MATERIAL FOR THIS EXERCISE >>

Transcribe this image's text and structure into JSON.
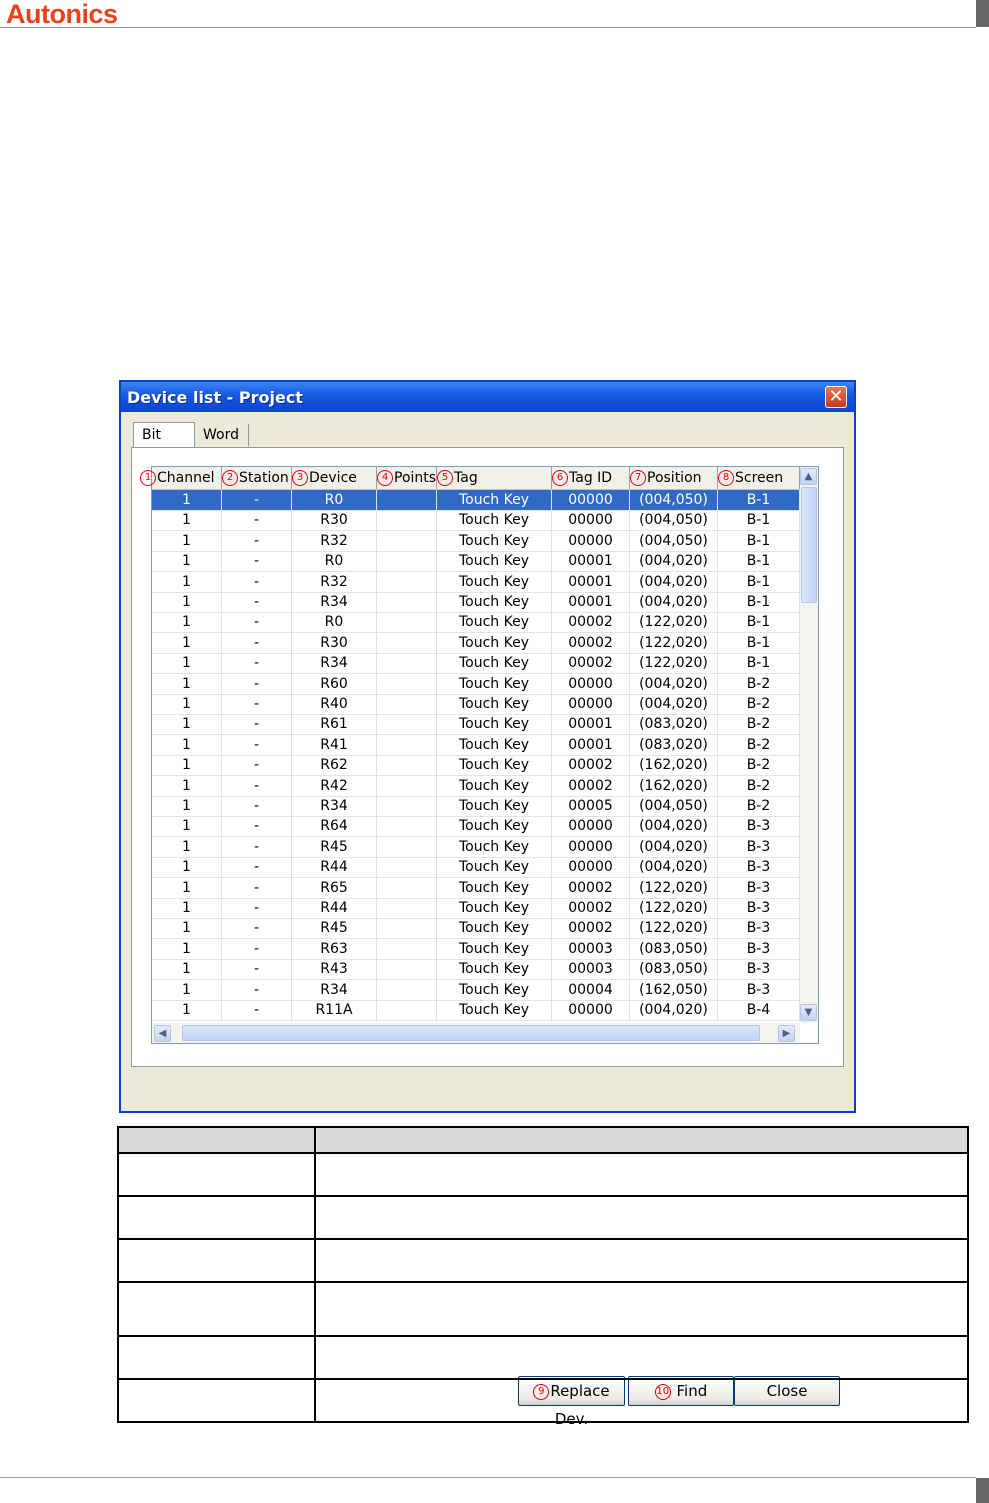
{
  "page": {
    "brand": "Autonics"
  },
  "dialog": {
    "title": "Device list - Project",
    "close_glyph": "✕",
    "tabs": [
      {
        "label": "Bit",
        "active": true
      },
      {
        "label": "Word",
        "active": false
      }
    ],
    "columns": [
      {
        "num": "1",
        "label": "Channel"
      },
      {
        "num": "2",
        "label": "Station"
      },
      {
        "num": "3",
        "label": "Device"
      },
      {
        "num": "4",
        "label": "Points"
      },
      {
        "num": "5",
        "label": "Tag"
      },
      {
        "num": "6",
        "label": "Tag ID"
      },
      {
        "num": "7",
        "label": "Position"
      },
      {
        "num": "8",
        "label": "Screen"
      }
    ],
    "rows": [
      [
        "1",
        "-",
        "R0",
        "",
        "Touch Key",
        "00000",
        "(004,050)",
        "B-1"
      ],
      [
        "1",
        "-",
        "R30",
        "",
        "Touch Key",
        "00000",
        "(004,050)",
        "B-1"
      ],
      [
        "1",
        "-",
        "R32",
        "",
        "Touch Key",
        "00000",
        "(004,050)",
        "B-1"
      ],
      [
        "1",
        "-",
        "R0",
        "",
        "Touch Key",
        "00001",
        "(004,020)",
        "B-1"
      ],
      [
        "1",
        "-",
        "R32",
        "",
        "Touch Key",
        "00001",
        "(004,020)",
        "B-1"
      ],
      [
        "1",
        "-",
        "R34",
        "",
        "Touch Key",
        "00001",
        "(004,020)",
        "B-1"
      ],
      [
        "1",
        "-",
        "R0",
        "",
        "Touch Key",
        "00002",
        "(122,020)",
        "B-1"
      ],
      [
        "1",
        "-",
        "R30",
        "",
        "Touch Key",
        "00002",
        "(122,020)",
        "B-1"
      ],
      [
        "1",
        "-",
        "R34",
        "",
        "Touch Key",
        "00002",
        "(122,020)",
        "B-1"
      ],
      [
        "1",
        "-",
        "R60",
        "",
        "Touch Key",
        "00000",
        "(004,020)",
        "B-2"
      ],
      [
        "1",
        "-",
        "R40",
        "",
        "Touch Key",
        "00000",
        "(004,020)",
        "B-2"
      ],
      [
        "1",
        "-",
        "R61",
        "",
        "Touch Key",
        "00001",
        "(083,020)",
        "B-2"
      ],
      [
        "1",
        "-",
        "R41",
        "",
        "Touch Key",
        "00001",
        "(083,020)",
        "B-2"
      ],
      [
        "1",
        "-",
        "R62",
        "",
        "Touch Key",
        "00002",
        "(162,020)",
        "B-2"
      ],
      [
        "1",
        "-",
        "R42",
        "",
        "Touch Key",
        "00002",
        "(162,020)",
        "B-2"
      ],
      [
        "1",
        "-",
        "R34",
        "",
        "Touch Key",
        "00005",
        "(004,050)",
        "B-2"
      ],
      [
        "1",
        "-",
        "R64",
        "",
        "Touch Key",
        "00000",
        "(004,020)",
        "B-3"
      ],
      [
        "1",
        "-",
        "R45",
        "",
        "Touch Key",
        "00000",
        "(004,020)",
        "B-3"
      ],
      [
        "1",
        "-",
        "R44",
        "",
        "Touch Key",
        "00000",
        "(004,020)",
        "B-3"
      ],
      [
        "1",
        "-",
        "R65",
        "",
        "Touch Key",
        "00002",
        "(122,020)",
        "B-3"
      ],
      [
        "1",
        "-",
        "R44",
        "",
        "Touch Key",
        "00002",
        "(122,020)",
        "B-3"
      ],
      [
        "1",
        "-",
        "R45",
        "",
        "Touch Key",
        "00002",
        "(122,020)",
        "B-3"
      ],
      [
        "1",
        "-",
        "R63",
        "",
        "Touch Key",
        "00003",
        "(083,050)",
        "B-3"
      ],
      [
        "1",
        "-",
        "R43",
        "",
        "Touch Key",
        "00003",
        "(083,050)",
        "B-3"
      ],
      [
        "1",
        "-",
        "R34",
        "",
        "Touch Key",
        "00004",
        "(162,050)",
        "B-3"
      ],
      [
        "1",
        "-",
        "R11A",
        "",
        "Touch Key",
        "00000",
        "(004,020)",
        "B-4"
      ]
    ],
    "selected_row": 0,
    "buttons": {
      "replace": {
        "num": "9",
        "label": "Replace Dev."
      },
      "find": {
        "num": "10",
        "label": "Find"
      },
      "close": {
        "label": "Close"
      }
    }
  },
  "description_table": {
    "rows": 6
  },
  "colors": {
    "brand": "#e8421b",
    "title_bar": "#0a46d2",
    "selection": "#316ac5",
    "marker": "#e00000"
  }
}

TASK INSTRUCTIONS >>
Look through the material above. Copy each line where the word "Device" appears.

OUTPUT FOR THIS EXERCISE >>
    "title": "Device list - Project",
        "label": "Device"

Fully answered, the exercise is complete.